■ Your task: Provide only the number of lines in the listing that contain the string "Queen".

[BEGIN]

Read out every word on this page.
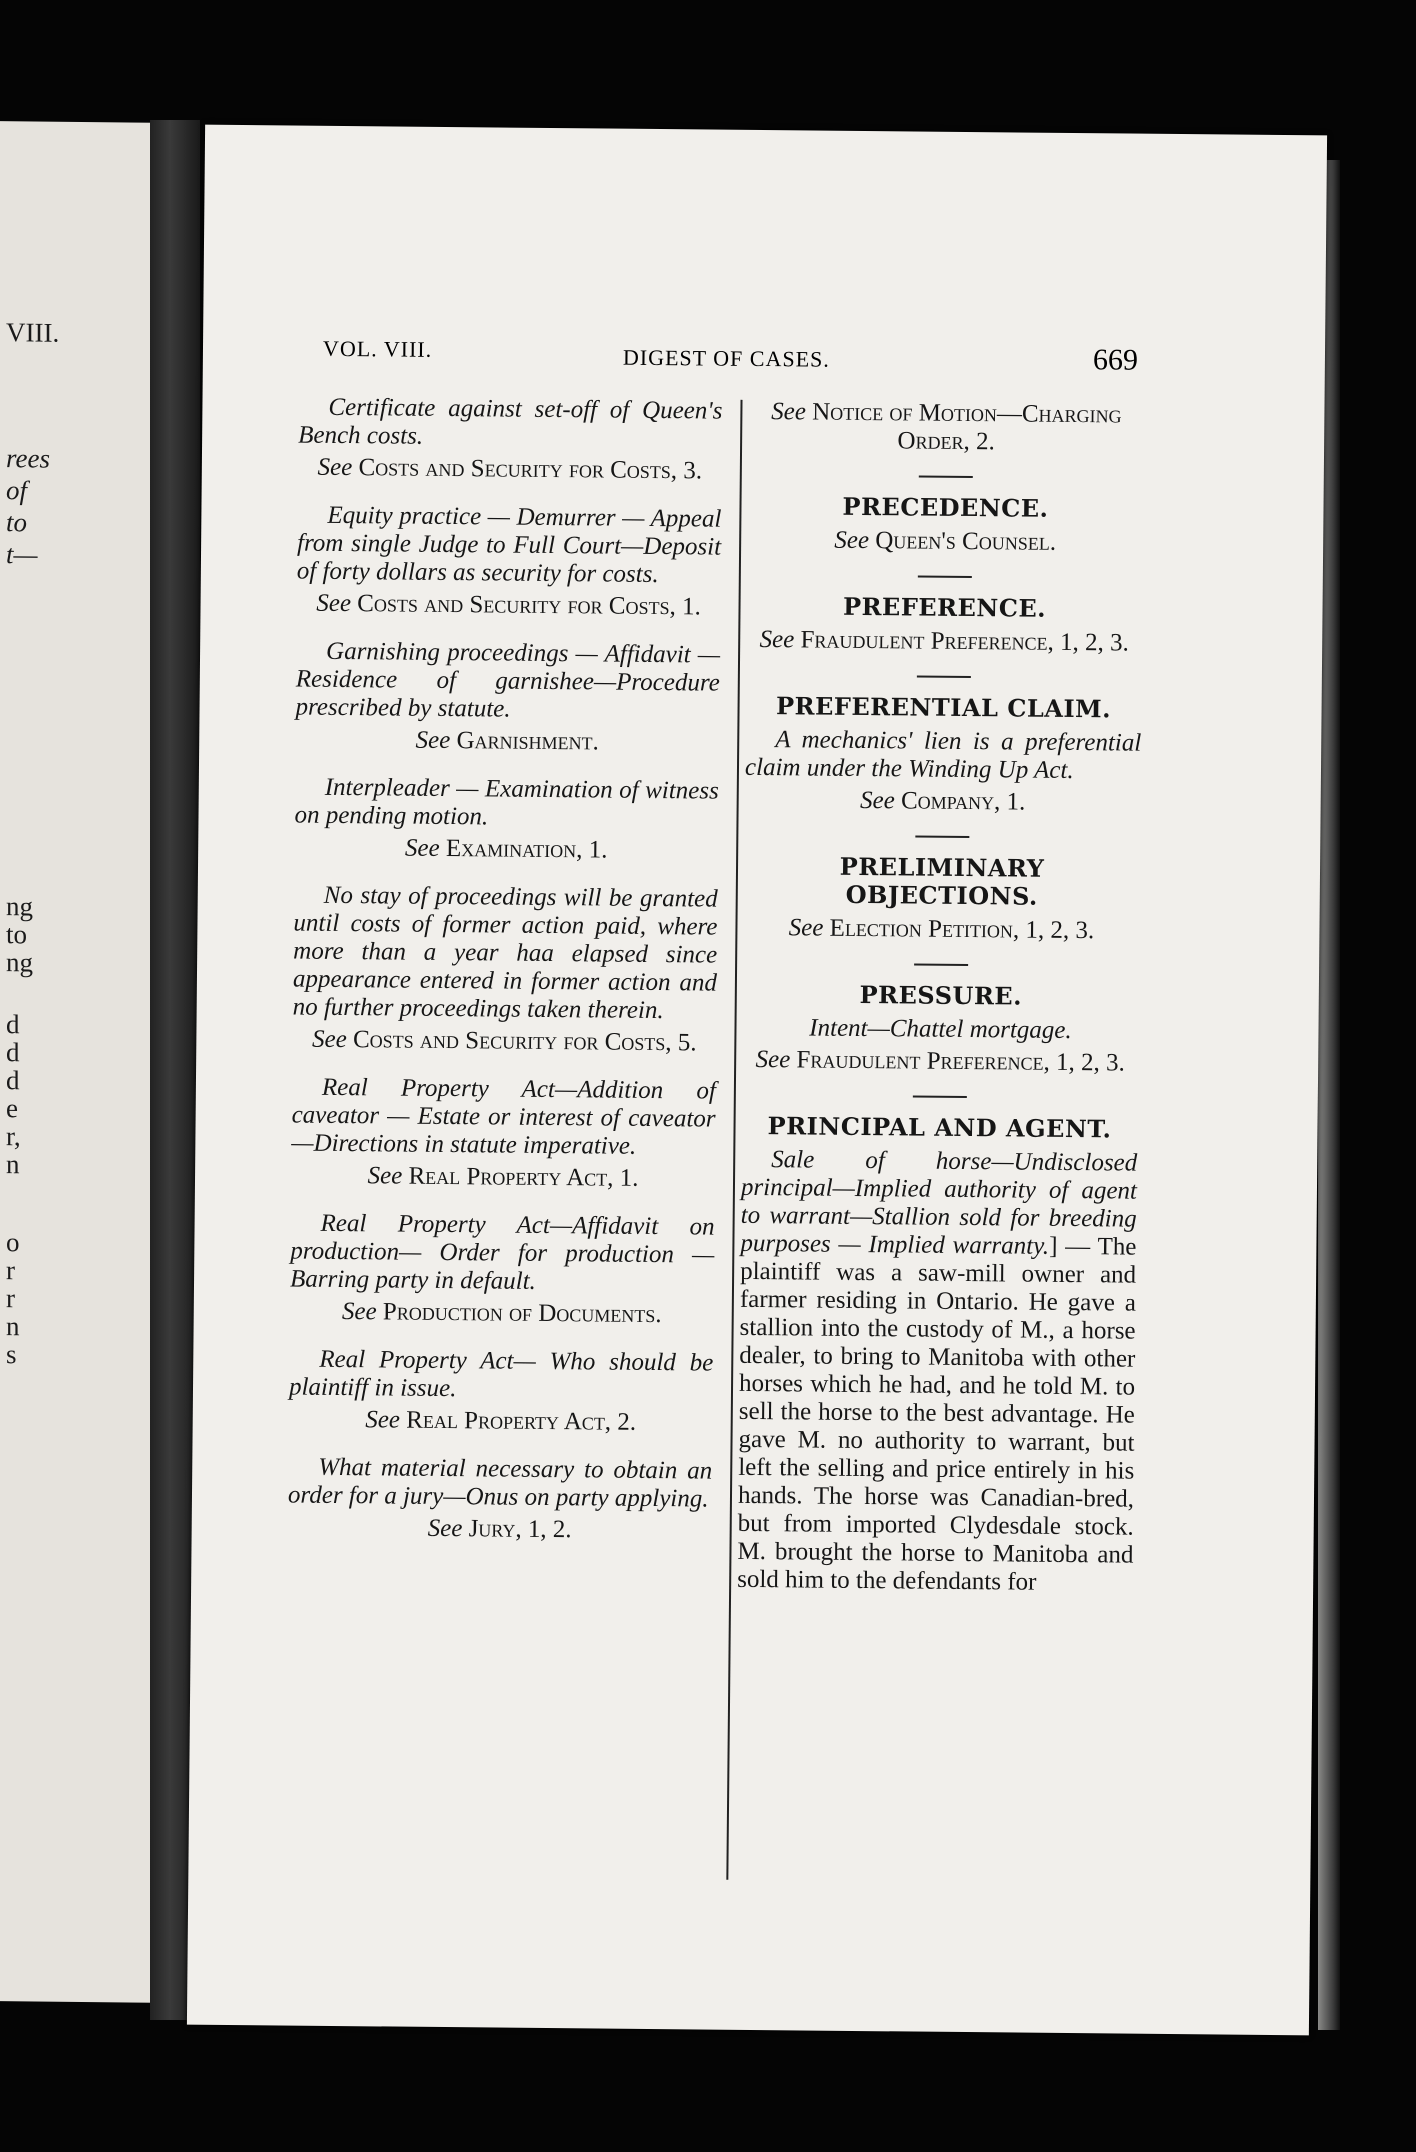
VIII.
rees
of
to
t—
ng
to
ng
d
d
d
e
r,
n
o
r
r
n
s
VOL. VIII.	DIGEST OF CASES.	669
Certificate against set-off of Queen's Bench costs.
See Costs and Security for Costs, 3.
Equity practice — Demurrer — Appeal from single Judge to Full Court—Deposit of forty dollars as security for costs.
See Costs and Security for Costs, 1.
Garnishing proceedings — Affidavit — Residence of garnishee—Procedure prescribed by statute.
See Garnishment.
Interpleader — Examination of witness on pending motion.
See Examination, 1.
No stay of proceedings will be granted until costs of former action paid, where more than a year haa elapsed since appearance entered in former action and no further proceedings taken therein.
See Costs and Security for Costs, 5.
Real Property Act—Addition of caveator — Estate or interest of caveator—Directions in statute imperative.
See Real Property Act, 1.
Real Property Act—Affidavit on production— Order for production —Barring party in default.
See Production of Documents.
Real Property Act— Who should be plaintiff in issue.
See Real Property Act, 2.
What material necessary to obtain an order for a jury—Onus on party applying.
See Jury, 1, 2.
See Notice of Motion—Charging Order, 2.
PRECEDENCE.
See Queen's Counsel.
PREFERENCE.
See Fraudulent Preference, 1, 2, 3.
PREFERENTIAL CLAIM.
A mechanics' lien is a preferential claim under the Winding Up Act.
See Company, 1.
PRELIMINARY OBJECTIONS.
See Election Petition, 1, 2, 3.
PRESSURE.
Intent—Chattel mortgage.
See Fraudulent Preference, 1, 2, 3.
PRINCIPAL AND AGENT.
Sale of horse—Undisclosed principal—Implied authority of agent to warrant—Stallion sold for breeding purposes — Implied warranty.] — The plaintiff was a saw-mill owner and farmer residing in Ontario. He gave a stallion into the custody of M., a horse dealer, to bring to Manitoba with other horses which he had, and he told M. to sell the horse to the best advantage. He gave M. no authority to warrant, but left the selling and price entirely in his hands. The horse was Canadian-bred, but from imported Clydesdale stock. M. brought the horse to Manitoba and sold him to the defendants for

[END]

■ Written answer: 2